- _Aim_
In the entries below, count every line with the word "down". Return only the count.

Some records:
◇ ◇ ◇ ◇

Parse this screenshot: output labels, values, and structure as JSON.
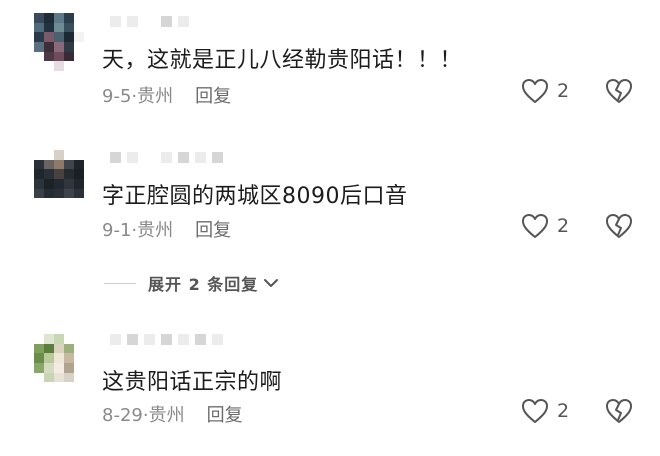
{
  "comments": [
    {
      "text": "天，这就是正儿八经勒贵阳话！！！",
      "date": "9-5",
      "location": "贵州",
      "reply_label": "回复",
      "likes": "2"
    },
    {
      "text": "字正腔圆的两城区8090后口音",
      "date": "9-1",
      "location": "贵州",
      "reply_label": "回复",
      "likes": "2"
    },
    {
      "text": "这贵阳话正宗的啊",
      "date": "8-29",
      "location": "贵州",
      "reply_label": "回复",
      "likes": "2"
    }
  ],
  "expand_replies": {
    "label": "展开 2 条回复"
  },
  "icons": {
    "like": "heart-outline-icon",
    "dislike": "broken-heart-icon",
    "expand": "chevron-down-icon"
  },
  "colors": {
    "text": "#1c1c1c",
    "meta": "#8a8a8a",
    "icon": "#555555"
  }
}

◇ ◇ ◇ ◇

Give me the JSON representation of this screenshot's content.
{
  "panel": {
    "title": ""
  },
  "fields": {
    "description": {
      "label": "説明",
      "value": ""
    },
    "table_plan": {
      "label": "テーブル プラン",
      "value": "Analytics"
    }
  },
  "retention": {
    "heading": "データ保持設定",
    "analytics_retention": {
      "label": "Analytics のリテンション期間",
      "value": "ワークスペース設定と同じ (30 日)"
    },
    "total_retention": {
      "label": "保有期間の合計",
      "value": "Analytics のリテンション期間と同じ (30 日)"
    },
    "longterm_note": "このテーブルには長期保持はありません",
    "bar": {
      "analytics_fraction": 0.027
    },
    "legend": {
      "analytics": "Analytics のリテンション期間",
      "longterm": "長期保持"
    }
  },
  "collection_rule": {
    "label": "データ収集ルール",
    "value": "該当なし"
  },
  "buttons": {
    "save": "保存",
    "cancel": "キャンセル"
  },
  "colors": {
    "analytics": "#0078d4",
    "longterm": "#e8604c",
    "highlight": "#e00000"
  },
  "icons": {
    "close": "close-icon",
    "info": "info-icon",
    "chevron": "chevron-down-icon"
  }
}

◇ ◇ ◇ ◇

- _Output_
2